## PROVIDED DATA:

**********

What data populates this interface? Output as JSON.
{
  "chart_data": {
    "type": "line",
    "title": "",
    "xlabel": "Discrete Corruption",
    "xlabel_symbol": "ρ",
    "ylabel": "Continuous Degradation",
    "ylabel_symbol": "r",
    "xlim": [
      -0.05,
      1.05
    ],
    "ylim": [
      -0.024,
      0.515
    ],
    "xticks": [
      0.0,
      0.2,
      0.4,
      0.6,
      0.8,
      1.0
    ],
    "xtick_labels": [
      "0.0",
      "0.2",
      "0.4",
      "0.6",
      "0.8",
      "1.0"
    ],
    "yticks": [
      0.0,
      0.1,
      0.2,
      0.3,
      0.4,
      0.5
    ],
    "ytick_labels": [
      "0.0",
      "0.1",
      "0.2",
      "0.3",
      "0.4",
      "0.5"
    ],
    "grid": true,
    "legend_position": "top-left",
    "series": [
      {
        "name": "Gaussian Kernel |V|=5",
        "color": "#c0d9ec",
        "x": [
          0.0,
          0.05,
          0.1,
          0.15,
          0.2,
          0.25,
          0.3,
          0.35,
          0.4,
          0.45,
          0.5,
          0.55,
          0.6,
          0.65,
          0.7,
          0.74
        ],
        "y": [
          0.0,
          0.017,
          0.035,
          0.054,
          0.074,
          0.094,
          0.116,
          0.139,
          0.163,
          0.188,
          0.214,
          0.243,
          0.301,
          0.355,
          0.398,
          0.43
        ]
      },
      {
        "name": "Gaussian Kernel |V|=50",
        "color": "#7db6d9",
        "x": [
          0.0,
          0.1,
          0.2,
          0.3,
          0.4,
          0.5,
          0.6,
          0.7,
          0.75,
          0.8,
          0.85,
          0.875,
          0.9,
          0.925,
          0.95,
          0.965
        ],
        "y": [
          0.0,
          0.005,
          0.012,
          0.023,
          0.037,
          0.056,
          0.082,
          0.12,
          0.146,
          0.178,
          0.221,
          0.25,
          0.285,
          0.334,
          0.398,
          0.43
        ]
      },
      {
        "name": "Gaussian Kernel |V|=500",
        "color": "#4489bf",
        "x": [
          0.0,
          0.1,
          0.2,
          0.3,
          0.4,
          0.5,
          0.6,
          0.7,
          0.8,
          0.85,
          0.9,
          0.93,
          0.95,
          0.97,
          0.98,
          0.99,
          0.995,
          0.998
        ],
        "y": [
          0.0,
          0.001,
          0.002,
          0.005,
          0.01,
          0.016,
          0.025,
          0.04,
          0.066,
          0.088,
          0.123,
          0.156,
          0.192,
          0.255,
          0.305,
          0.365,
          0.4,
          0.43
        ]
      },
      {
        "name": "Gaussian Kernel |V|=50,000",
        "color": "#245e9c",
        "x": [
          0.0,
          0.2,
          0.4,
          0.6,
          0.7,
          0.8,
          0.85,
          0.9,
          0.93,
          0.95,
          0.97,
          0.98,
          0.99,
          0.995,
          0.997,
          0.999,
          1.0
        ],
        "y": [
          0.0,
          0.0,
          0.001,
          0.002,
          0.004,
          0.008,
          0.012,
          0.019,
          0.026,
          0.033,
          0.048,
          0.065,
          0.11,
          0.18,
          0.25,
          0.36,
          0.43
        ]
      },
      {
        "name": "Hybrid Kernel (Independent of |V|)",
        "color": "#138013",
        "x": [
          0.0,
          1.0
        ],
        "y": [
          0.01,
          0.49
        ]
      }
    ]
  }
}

**********

## AIM:
From the entries above, return each line with the word "color" in it.

## COMPLETED TASK:
        "color": "#c0d9ec",
        "color": "#7db6d9",
        "color": "#4489bf",
        "color": "#245e9c",
        "color": "#138013",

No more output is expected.